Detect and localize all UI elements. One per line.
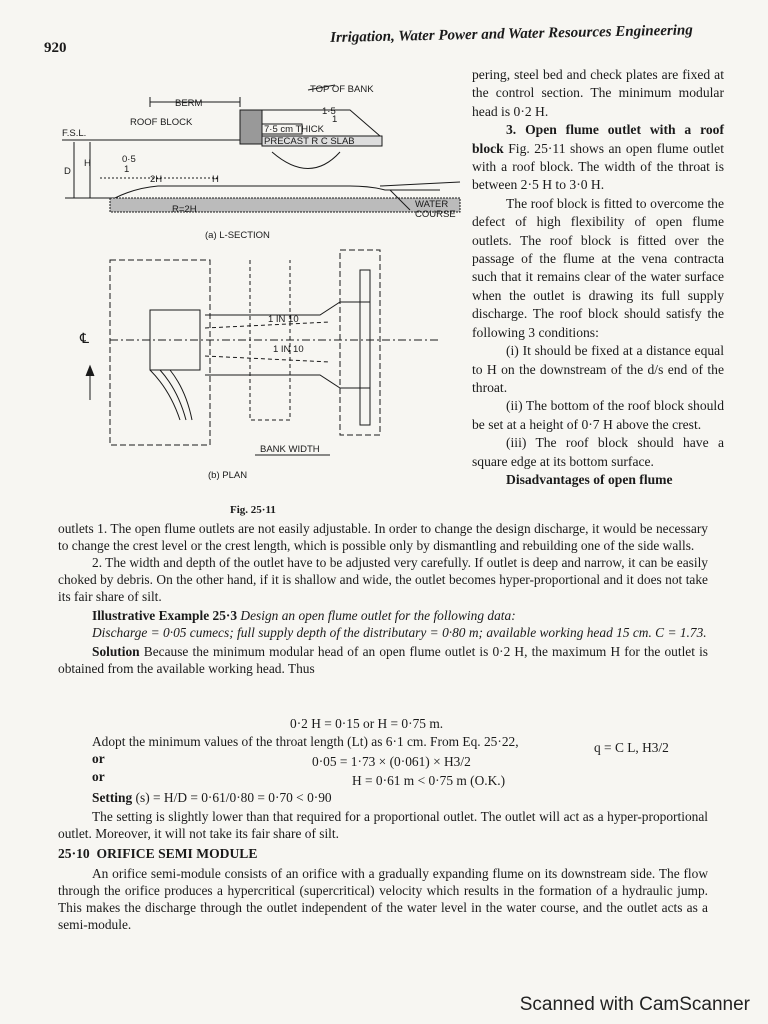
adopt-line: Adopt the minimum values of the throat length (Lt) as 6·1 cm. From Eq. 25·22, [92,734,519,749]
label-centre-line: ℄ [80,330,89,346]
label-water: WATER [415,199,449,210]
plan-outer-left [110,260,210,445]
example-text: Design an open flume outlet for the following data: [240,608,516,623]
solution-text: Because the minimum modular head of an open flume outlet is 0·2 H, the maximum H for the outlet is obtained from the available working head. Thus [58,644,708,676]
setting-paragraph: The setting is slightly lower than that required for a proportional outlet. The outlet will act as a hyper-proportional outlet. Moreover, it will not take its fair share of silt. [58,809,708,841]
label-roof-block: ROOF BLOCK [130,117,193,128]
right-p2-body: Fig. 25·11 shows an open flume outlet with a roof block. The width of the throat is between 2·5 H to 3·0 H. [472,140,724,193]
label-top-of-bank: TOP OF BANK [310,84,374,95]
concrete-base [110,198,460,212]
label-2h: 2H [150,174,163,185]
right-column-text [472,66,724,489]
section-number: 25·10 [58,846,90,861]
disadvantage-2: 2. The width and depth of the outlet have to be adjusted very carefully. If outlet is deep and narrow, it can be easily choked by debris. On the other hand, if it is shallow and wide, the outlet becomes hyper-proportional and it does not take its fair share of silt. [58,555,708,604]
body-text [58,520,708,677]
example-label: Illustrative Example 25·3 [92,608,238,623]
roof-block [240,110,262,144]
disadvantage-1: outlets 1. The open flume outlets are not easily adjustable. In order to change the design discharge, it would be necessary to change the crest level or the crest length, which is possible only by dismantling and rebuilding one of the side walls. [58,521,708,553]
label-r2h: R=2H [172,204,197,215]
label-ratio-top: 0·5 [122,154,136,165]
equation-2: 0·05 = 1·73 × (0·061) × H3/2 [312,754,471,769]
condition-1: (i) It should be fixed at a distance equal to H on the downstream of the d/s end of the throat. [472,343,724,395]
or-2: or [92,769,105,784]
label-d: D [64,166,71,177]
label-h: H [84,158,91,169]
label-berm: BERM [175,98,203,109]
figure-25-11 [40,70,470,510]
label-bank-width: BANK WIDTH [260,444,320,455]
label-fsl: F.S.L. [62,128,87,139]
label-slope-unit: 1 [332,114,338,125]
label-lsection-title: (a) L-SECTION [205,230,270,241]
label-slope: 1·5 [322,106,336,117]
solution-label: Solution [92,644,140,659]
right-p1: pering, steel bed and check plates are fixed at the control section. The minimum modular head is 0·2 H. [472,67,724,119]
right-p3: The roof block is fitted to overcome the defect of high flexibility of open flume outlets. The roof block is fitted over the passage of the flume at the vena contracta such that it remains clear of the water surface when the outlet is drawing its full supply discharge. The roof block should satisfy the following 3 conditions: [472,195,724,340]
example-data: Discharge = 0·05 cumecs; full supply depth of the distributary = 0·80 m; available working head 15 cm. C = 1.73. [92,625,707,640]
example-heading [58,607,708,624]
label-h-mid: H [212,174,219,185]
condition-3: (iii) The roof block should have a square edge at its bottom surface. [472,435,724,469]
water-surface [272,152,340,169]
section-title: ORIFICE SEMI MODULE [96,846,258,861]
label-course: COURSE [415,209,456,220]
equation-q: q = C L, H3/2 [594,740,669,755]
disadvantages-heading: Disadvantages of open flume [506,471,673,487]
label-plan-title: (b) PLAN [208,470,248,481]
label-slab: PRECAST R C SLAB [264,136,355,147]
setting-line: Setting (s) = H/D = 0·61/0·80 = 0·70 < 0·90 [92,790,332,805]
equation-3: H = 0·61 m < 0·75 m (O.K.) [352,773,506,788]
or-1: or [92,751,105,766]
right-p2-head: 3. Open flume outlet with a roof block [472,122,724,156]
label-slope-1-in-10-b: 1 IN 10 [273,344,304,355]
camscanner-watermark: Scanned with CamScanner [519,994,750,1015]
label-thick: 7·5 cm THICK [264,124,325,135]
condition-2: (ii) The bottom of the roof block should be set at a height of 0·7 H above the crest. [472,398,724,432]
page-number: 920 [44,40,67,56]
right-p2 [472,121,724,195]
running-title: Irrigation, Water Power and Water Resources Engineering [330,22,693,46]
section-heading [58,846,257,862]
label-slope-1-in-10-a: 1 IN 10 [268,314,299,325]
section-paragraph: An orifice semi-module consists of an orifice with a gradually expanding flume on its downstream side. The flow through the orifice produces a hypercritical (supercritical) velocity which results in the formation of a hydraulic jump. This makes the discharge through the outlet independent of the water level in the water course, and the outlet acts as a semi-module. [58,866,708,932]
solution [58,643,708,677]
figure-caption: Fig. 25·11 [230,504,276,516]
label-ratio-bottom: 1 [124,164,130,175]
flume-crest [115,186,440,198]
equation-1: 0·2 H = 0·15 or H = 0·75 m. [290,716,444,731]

──────────

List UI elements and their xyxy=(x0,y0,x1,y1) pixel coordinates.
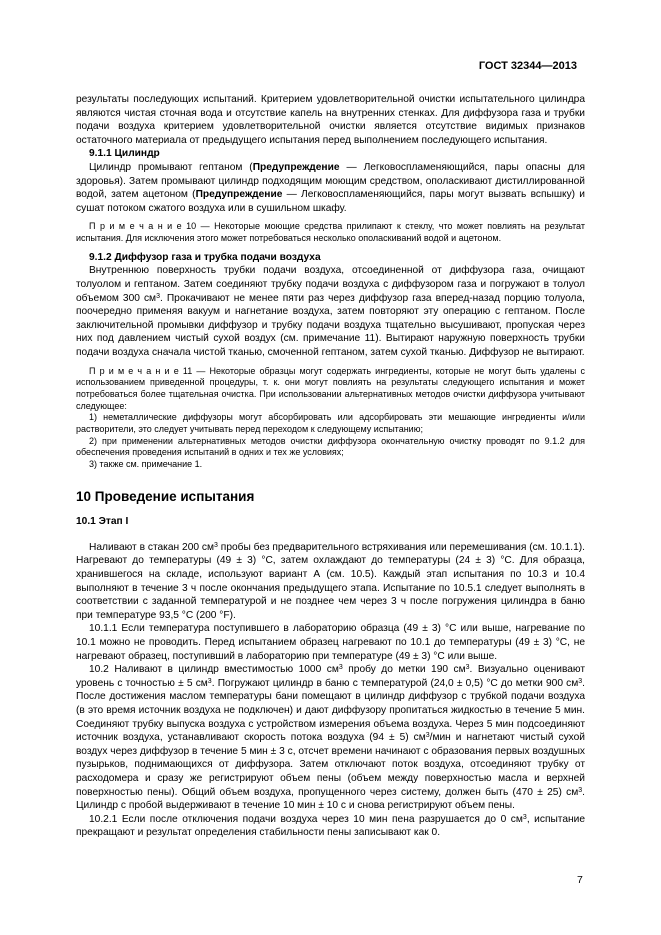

──────────

### Set exercise
Render the material above, beginning at the line that contains "Detect and localize" and ending after the line that contains "solution-text: Because the", as a two-column CSV with the columns instruction and response. Each request takes one row, with its text and its answer each in a single quoted field and line breaks replaced by spaces; omit the pictures.

### Result of this task
instruction,response
"Detect and localize all UI elements. One per line.","adopt-line: Adopt the minimum values of the throat length (Lt) as 6·1 cm. From Eq. 25·22, [92,734,519,749] label-centre-line: ℄ [80,330,89,346] label-water: WATER [415,199,449,210] plan-outer-left [110,260,210,445] example-text: Design an open flume outlet for the following data: [240,608,516,623] solution-text: Because the minimum modular head of an open flume outlet is 0·2 H, the maximum H for the outlet is obtained from the available working head. Thus [58,644,708,676]"